Publié le 23 janvier 2009 par Julien Peltier


Kimono d'art et de désir

Aude Fieschi, écrivain français (Sénégal, 1952), diplômée de l’Institut de Langues Orientales en Langue et Littérature japonaise, s’est rendue à plusieurs reprises au Japon. En 2002, est paru aux Éditions Philippe Picquier "Kimono d’art et de désir". L’ouvrage, un petit livre de 131 pages, est classé au rayon « Mode » d’une grande enseigne culturelle... Décryptage d’un essai au papier épais, qui l’estampille « ouvrage de collection ».

L’auteure nous invite à la découverte du vêtement japonais, le kimono. L’ouvrage est un essai qui ne cherche pas à faire dans la rhétorique. Au contraire, le langage est simple, concis, didactique. Le découpage est également basique. Une introduction, une conclusion et trois grandes parties :
• Le kimono des origines à Meiji
- Bref historique
- Particularités du kimono
- Modes et lois
- Les couleurs
- Le décor
• Kimono et art
- Le kimono en peinture
- Kimono et esthétique
- De l’esthétique à l’érotisme
• Le kimono aujourd’hui
- Au contact de l’occident
- Choisir son kimono
- Les types de kimonos
- L’habillage
- Les accessoires
- Les créateurs contemporains
Ainsi, le plan du document n’est pas si différent de celui d’une dissertation soignée. Sauf qu’Aude Fieschi, passionnée par le pays du Soleil Levant, semble bien au faite du sujet. Dès l’introduction, l’écrivain nous présente immédiatement le costume traditionnel comme une merveille artistique. Elle cite Pierre Loti, en préambule, une façon de nous alerter sur le soin tout particulier qu’elle a pris à s’inspirer d’autres auteurs, férus d’habillage, comme elle. « Et moi, je ne puis me rassasier de regarder ces deux créatures ; elles me captivent comme des choses jamais vues et incompréhensibles. Leurs corps frêles, posés avec une grâce exotique, sont noyés dans des étoffes rigides et des ceintures bouffantes dont les bouts retombent comme des ailes fatiguées. Elles me font penser, je ne sais pourquoi, à de grands insectes rares ; sur leurs vêtements des dessins extraordinaires ont quelque chose de la bigarrure des papillons nocturnes » (Pierre Loti, Madame Chrysanthème, 1885). Cette citation, inspirante, fait appel à l’imagination du lecteur, et le plonge immédiatement dans l’univers très particulier du kimono. Le voici qui imagine instantanément des décors uniques, des étoffes chatoyantes, des couleurs vives… et surtout l’effet « chrysalide » de cette enveloppe corporelle, révélant la fragilité, la délicatesse et la grâce féminine. Nous sommes avertis et conquis.

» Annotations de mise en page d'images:
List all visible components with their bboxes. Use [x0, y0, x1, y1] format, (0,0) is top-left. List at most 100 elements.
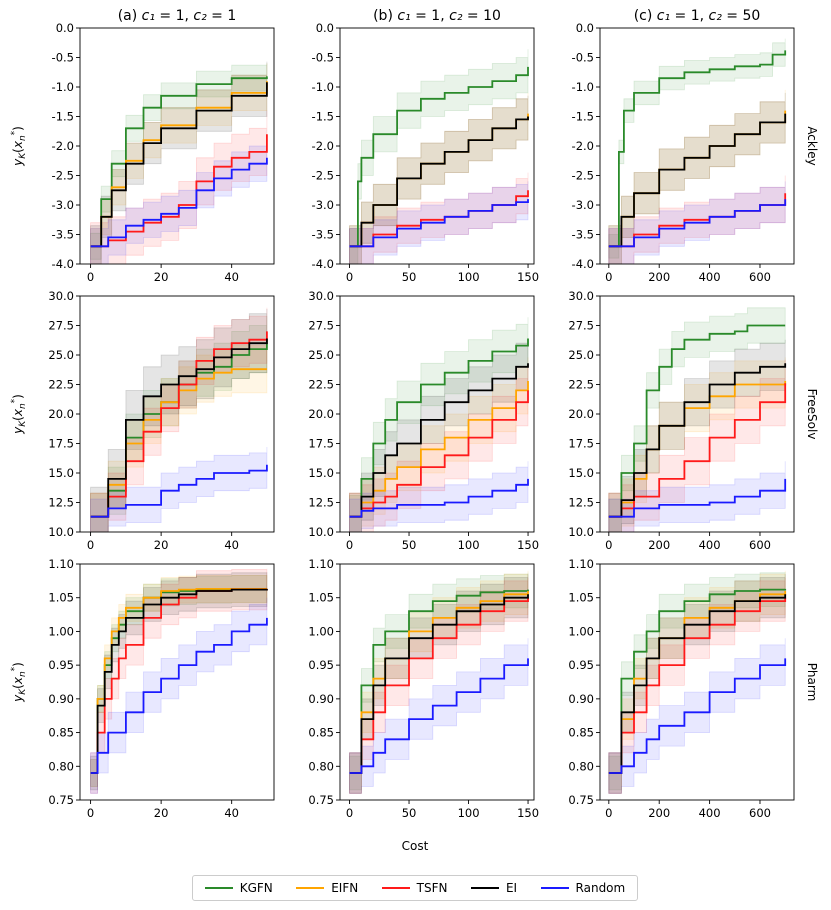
- line-tsfn: [608, 597, 787, 774]
- line-eifn: [349, 381, 529, 518]
- y-tick-label: 0.95: [308, 658, 334, 672]
- column-title: (b) c₁ = 1, c₂ = 10: [373, 8, 501, 24]
- line-random: [90, 464, 268, 518]
- line-random: [608, 658, 787, 774]
- y-tick-label: -3.5: [52, 228, 74, 242]
- y-tick-label: 27.5: [308, 319, 334, 333]
- line-random: [608, 199, 787, 248]
- y-tick-label: 30.0: [48, 289, 74, 303]
- y-tick-label: 1.05: [308, 591, 334, 605]
- legend-label: EIFN: [331, 881, 359, 895]
- line-random: [608, 478, 787, 518]
- x-tick-label: 40: [224, 270, 239, 284]
- y-tick-label: 17.5: [48, 437, 74, 451]
- band-tsfn: [608, 359, 786, 532]
- x-tick-label: 50: [402, 806, 417, 820]
- y-tick-label: -3.5: [572, 228, 594, 242]
- line-ei: [90, 588, 268, 774]
- x-tick-label: 0: [605, 270, 612, 284]
- legend-label: KGFN: [239, 881, 273, 895]
- y-tick-label: 25.0: [308, 348, 334, 362]
- y-tick-label: 0.80: [48, 759, 74, 773]
- legend-item-random: Random: [540, 881, 626, 895]
- x-tick-label: 0: [346, 806, 353, 820]
- column-title: (c) c₁ = 1, c₂ = 50: [634, 8, 761, 24]
- x-tick-label: 0: [87, 270, 94, 284]
- x-tick-label: 100: [458, 806, 480, 820]
- y-axis-label: yK(xn*): [10, 126, 28, 167]
- y-tick-label: 0.95: [568, 658, 594, 672]
- x-tick-label: 100: [458, 538, 480, 552]
- y-tick-label: -4.0: [52, 257, 74, 271]
- y-tick-label: 20.0: [48, 407, 74, 421]
- subplot-freesolv-3: 10.0 12.5 15.0 17.5 20.0 22.5 25.0 27.5 30.0 0 200…: [568, 289, 819, 552]
- x-tick-label: 150: [517, 270, 539, 284]
- legend-item-ei: EI: [470, 881, 517, 895]
- subplot-ackley-1: -4.0 -3.5 -3.0 -2.5 -2.0 -1.5 -1.0 -0.5 0.0 0 20 40…: [10, 8, 275, 284]
- y-tick-label: 1.10: [568, 557, 594, 571]
- y-tick-label: 0.90: [48, 692, 74, 706]
- y-tick-label: -1.0: [312, 80, 334, 94]
- x-tick-label: 200: [648, 806, 670, 820]
- x-tick-label: 50: [402, 538, 417, 552]
- y-tick-label: -1.5: [52, 110, 74, 124]
- y-tick-label: 20.0: [308, 407, 334, 421]
- y-tick-label: 0.0: [576, 21, 594, 35]
- band-random: [608, 461, 786, 532]
- x-tick-label: 200: [648, 270, 670, 284]
- legend-swatch: [470, 887, 499, 889]
- x-tick-label: 20: [154, 806, 169, 820]
- y-tick-label: -2.0: [52, 139, 74, 153]
- legend-label: TSFN: [416, 881, 448, 895]
- line-kgfn: [349, 338, 529, 518]
- y-tick-label: 1.05: [48, 591, 74, 605]
- y-tick-label: 25.0: [568, 348, 594, 362]
- y-tick-label: -2.5: [312, 169, 334, 183]
- line-tsfn: [349, 390, 529, 518]
- x-tick-label: 20: [154, 270, 169, 284]
- y-tick-label: 0.90: [568, 692, 594, 706]
- y-tick-label: 0.75: [48, 793, 74, 807]
- x-tick-label: 40: [224, 806, 239, 820]
- line-tsfn: [608, 383, 787, 518]
- x-tick-label: 0: [605, 806, 612, 820]
- legend-swatch: [296, 887, 325, 889]
- legend-item-kgfn: KGFN: [204, 881, 273, 895]
- y-axis-label: yK(xn*): [10, 394, 28, 435]
- band-random: [90, 597, 268, 794]
- y-tick-label: 22.5: [308, 378, 334, 392]
- y-tick-label: -2.0: [572, 139, 594, 153]
- y-tick-label: -4.0: [312, 257, 334, 271]
- column-title: (a) c₁ = 1, c₂ = 1: [118, 8, 237, 24]
- y-tick-label: -3.0: [52, 198, 74, 212]
- y-tick-label: 1.10: [48, 557, 74, 571]
- band-random: [608, 638, 786, 794]
- x-tick-label: 20: [154, 538, 169, 552]
- x-tick-label: 0: [87, 806, 94, 820]
- x-tick-label: 200: [648, 538, 670, 552]
- line-random: [349, 658, 529, 774]
- band-tsfn: [349, 172, 529, 264]
- legend-swatch: [540, 887, 569, 889]
- legend-item-eifn: EIFN: [296, 881, 358, 895]
- y-tick-label: 0.0: [316, 21, 334, 35]
- y-tick-label: 22.5: [568, 378, 594, 392]
- legend-label: Random: [575, 881, 626, 895]
- y-tick-label: 1.00: [48, 624, 74, 638]
- x-tick-label: 0: [87, 538, 94, 552]
- line-ei: [608, 594, 787, 774]
- legend-swatch: [381, 887, 410, 889]
- subplot-ackley-2: -4.0 -3.5 -3.0 -2.5 -2.0 -1.5 -1.0 -0.5 0.0 0 50 10…: [312, 8, 539, 284]
- y-tick-label: -0.5: [312, 51, 334, 65]
- x-tick-label: 0: [605, 538, 612, 552]
- x-tick-label: 150: [517, 806, 539, 820]
- y-tick-label: 0.75: [568, 793, 594, 807]
- y-tick-label: -3.5: [312, 228, 334, 242]
- y-tick-label: -1.5: [572, 110, 594, 124]
- x-tick-label: 40: [224, 538, 239, 552]
- x-tick-label: 400: [699, 270, 721, 284]
- legend: KGFN EIFN TSFN EI Random: [192, 875, 638, 901]
- y-tick-label: -4.0: [572, 257, 594, 271]
- line-tsfn: [349, 597, 529, 774]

» EXERCICES:
1. Expliquez, d'après l'extrait, pourquoi Aude Fieschi cite Pierre Loti en préambule de son essai.
2. Selon l'extrait, en quelle année l'ouvrage « Kimono d'art et de désir » est-il paru ?
3. Dressez la liste de toutes les sous-parties que l'extrait indique pour la partie « Le kimono aujourd'hui ».

» CORRIGÉS:
1. Elle cite Pierre Loti en préambule pour alerter le lecteur sur le soin tout particulier qu'elle a pris à s'inspirer d'autres auteurs, férus d'habillage comme elle.

2. Il est paru en 2002.

3.
- Au contact de l'occident
- Choisir son kimono
- Les types de kimonos
- L'habillage
- Les accessoires
- Les créateurs contemporains